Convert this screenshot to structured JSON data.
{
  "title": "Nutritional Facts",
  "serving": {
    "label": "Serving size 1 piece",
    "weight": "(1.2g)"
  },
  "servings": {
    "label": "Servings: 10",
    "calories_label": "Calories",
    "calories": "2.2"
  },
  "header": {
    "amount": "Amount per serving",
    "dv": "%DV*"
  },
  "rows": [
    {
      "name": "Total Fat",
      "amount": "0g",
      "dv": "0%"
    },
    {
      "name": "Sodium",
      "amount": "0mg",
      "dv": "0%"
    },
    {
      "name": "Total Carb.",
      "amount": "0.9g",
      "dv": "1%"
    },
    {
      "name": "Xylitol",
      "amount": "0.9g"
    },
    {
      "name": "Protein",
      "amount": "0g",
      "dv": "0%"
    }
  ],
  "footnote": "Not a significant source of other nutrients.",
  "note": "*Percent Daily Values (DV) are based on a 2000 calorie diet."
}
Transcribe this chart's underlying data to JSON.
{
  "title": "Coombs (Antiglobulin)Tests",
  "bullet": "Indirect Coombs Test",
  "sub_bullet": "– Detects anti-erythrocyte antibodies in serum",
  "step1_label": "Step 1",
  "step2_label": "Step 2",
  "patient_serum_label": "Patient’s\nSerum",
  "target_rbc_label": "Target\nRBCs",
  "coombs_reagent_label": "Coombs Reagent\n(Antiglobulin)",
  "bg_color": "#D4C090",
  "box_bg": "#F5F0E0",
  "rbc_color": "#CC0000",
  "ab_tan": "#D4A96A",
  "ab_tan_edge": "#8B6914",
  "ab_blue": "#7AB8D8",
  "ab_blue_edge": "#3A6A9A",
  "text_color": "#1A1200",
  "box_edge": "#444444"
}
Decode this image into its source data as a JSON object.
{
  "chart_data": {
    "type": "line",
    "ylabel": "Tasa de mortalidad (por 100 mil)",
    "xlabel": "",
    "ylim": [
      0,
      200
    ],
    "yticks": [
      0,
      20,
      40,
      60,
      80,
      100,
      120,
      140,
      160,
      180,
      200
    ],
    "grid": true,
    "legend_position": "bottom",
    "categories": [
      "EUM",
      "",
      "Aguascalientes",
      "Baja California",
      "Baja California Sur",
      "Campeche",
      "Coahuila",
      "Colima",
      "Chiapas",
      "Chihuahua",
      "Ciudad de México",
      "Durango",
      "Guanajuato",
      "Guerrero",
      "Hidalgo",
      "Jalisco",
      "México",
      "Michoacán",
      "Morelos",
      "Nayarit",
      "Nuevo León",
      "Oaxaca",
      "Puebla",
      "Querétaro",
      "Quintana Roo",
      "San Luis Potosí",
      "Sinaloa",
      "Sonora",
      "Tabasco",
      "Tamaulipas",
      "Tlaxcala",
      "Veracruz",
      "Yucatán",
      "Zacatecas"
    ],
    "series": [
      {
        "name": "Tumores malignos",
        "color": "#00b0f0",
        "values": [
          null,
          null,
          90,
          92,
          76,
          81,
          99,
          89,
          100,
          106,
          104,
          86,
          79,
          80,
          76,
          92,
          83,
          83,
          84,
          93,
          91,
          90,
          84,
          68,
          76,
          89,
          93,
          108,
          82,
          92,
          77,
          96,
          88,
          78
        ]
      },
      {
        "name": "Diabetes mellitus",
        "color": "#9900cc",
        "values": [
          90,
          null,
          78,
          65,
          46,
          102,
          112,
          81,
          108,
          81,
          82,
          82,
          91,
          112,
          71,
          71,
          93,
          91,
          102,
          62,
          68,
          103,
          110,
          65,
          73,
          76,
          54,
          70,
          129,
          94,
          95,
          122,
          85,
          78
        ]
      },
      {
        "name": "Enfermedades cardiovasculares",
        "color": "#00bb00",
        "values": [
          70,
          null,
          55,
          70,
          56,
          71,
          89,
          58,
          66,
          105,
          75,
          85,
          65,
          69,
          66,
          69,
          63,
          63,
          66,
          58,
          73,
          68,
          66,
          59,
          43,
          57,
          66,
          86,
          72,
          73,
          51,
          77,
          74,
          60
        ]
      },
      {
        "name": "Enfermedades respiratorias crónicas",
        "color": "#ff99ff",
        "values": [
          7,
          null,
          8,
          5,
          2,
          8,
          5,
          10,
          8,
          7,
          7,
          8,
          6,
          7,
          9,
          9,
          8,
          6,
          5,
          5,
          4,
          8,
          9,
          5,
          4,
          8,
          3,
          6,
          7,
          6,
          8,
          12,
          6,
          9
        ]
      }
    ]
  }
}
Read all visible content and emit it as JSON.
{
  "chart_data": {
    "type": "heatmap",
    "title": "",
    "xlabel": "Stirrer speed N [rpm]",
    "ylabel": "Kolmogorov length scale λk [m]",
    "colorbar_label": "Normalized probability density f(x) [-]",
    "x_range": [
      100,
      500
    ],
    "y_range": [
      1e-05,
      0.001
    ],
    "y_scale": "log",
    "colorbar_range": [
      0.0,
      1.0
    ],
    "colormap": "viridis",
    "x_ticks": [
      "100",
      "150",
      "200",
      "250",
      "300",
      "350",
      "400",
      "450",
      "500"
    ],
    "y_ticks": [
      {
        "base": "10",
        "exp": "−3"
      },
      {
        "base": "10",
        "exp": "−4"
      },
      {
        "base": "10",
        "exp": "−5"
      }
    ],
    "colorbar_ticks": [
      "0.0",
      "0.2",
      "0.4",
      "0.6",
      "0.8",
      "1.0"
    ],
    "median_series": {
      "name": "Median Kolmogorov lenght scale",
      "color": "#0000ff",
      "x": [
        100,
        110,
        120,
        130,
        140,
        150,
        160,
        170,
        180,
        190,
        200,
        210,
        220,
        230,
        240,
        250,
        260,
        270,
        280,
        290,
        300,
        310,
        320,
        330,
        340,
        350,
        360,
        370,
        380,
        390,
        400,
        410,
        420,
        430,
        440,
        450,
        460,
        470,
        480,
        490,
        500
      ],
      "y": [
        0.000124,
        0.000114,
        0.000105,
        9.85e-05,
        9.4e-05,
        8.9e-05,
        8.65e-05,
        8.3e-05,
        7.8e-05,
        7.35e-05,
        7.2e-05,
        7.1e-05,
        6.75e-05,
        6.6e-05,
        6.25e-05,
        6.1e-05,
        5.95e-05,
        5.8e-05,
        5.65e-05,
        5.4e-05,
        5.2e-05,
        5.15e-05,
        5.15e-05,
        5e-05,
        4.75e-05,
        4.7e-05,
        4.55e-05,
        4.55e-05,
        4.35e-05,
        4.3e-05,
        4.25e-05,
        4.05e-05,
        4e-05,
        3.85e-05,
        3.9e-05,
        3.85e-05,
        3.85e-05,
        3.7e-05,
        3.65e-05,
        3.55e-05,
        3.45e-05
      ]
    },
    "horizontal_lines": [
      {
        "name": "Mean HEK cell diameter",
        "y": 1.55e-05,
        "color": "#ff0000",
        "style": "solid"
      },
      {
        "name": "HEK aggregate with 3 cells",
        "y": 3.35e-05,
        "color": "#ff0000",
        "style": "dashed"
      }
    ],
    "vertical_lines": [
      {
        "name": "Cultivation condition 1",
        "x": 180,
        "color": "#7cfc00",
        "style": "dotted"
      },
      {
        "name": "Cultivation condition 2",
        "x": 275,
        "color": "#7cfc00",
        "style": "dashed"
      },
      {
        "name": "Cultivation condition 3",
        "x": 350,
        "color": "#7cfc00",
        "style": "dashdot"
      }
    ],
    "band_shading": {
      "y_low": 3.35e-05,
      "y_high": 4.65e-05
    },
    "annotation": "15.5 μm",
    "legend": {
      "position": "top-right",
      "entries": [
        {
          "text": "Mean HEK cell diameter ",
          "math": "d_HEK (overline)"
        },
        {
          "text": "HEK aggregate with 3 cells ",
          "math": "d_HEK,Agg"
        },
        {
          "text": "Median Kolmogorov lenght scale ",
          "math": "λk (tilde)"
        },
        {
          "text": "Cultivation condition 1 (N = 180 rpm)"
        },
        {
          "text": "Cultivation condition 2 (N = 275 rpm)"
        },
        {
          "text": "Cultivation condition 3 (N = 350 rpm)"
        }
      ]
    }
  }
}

- - - - -

__Problem details__
Your response should be made up of the lines in the data that contain the word "cells".

__Task response__
        "name": "HEK aggregate with 3 cells",
          "text": "HEK aggregate with 3 cells ",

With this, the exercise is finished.